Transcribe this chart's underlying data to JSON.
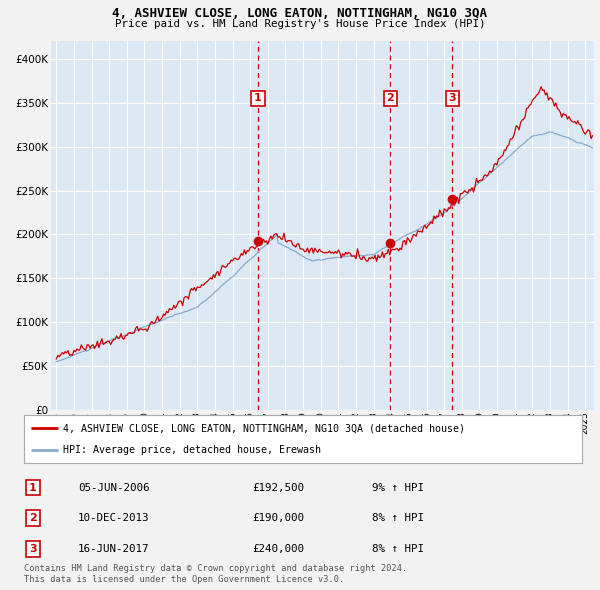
{
  "title1": "4, ASHVIEW CLOSE, LONG EATON, NOTTINGHAM, NG10 3QA",
  "title2": "Price paid vs. HM Land Registry's House Price Index (HPI)",
  "plot_bg_color": "#dce9f5",
  "fig_bg_color": "#f2f2f2",
  "red_line_label": "4, ASHVIEW CLOSE, LONG EATON, NOTTINGHAM, NG10 3QA (detached house)",
  "blue_line_label": "HPI: Average price, detached house, Erewash",
  "transactions": [
    {
      "num": 1,
      "date": "05-JUN-2006",
      "price": 192500,
      "pct": "9%",
      "x_year": 2006.44
    },
    {
      "num": 2,
      "date": "10-DEC-2013",
      "price": 190000,
      "pct": "8%",
      "x_year": 2013.94
    },
    {
      "num": 3,
      "date": "16-JUN-2017",
      "price": 240000,
      "pct": "8%",
      "x_year": 2017.46
    }
  ],
  "footer": "Contains HM Land Registry data © Crown copyright and database right 2024.\nThis data is licensed under the Open Government Licence v3.0.",
  "ylim": [
    0,
    420000
  ],
  "xlim_start": 1994.7,
  "xlim_end": 2025.5,
  "yticks": [
    0,
    50000,
    100000,
    150000,
    200000,
    250000,
    300000,
    350000,
    400000
  ],
  "ytick_labels": [
    "£0",
    "£50K",
    "£100K",
    "£150K",
    "£200K",
    "£250K",
    "£300K",
    "£350K",
    "£400K"
  ],
  "xtick_years": [
    1995,
    1996,
    1997,
    1998,
    1999,
    2000,
    2001,
    2002,
    2003,
    2004,
    2005,
    2006,
    2007,
    2008,
    2009,
    2010,
    2011,
    2012,
    2013,
    2014,
    2015,
    2016,
    2017,
    2018,
    2019,
    2020,
    2021,
    2022,
    2023,
    2024,
    2025
  ],
  "red_color": "#cc0000",
  "blue_color": "#88aad0",
  "grid_color": "#ffffff",
  "seed": 42
}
────
Reproduce each entry verbatim, excluding any embedded images.

● Result of the task:
Transcribe this chart's underlying data to JSON.
{
  "title1": "4, ASHVIEW CLOSE, LONG EATON, NOTTINGHAM, NG10 3QA",
  "title2": "Price paid vs. HM Land Registry's House Price Index (HPI)",
  "plot_bg_color": "#dce9f5",
  "fig_bg_color": "#f2f2f2",
  "red_line_label": "4, ASHVIEW CLOSE, LONG EATON, NOTTINGHAM, NG10 3QA (detached house)",
  "blue_line_label": "HPI: Average price, detached house, Erewash",
  "transactions": [
    {
      "num": 1,
      "date": "05-JUN-2006",
      "price": 192500,
      "pct": "9%",
      "x_year": 2006.44
    },
    {
      "num": 2,
      "date": "10-DEC-2013",
      "price": 190000,
      "pct": "8%",
      "x_year": 2013.94
    },
    {
      "num": 3,
      "date": "16-JUN-2017",
      "price": 240000,
      "pct": "8%",
      "x_year": 2017.46
    }
  ],
  "footer": "Contains HM Land Registry data © Crown copyright and database right 2024.\nThis data is licensed under the Open Government Licence v3.0.",
  "ylim": [
    0,
    420000
  ],
  "xlim_start": 1994.7,
  "xlim_end": 2025.5,
  "yticks": [
    0,
    50000,
    100000,
    150000,
    200000,
    250000,
    300000,
    350000,
    400000
  ],
  "ytick_labels": [
    "£0",
    "£50K",
    "£100K",
    "£150K",
    "£200K",
    "£250K",
    "£300K",
    "£350K",
    "£400K"
  ],
  "xtick_years": [
    1995,
    1996,
    1997,
    1998,
    1999,
    2000,
    2001,
    2002,
    2003,
    2004,
    2005,
    2006,
    2007,
    2008,
    2009,
    2010,
    2011,
    2012,
    2013,
    2014,
    2015,
    2016,
    2017,
    2018,
    2019,
    2020,
    2021,
    2022,
    2023,
    2024,
    2025
  ],
  "red_color": "#cc0000",
  "blue_color": "#88aad0",
  "grid_color": "#ffffff",
  "seed": 42
}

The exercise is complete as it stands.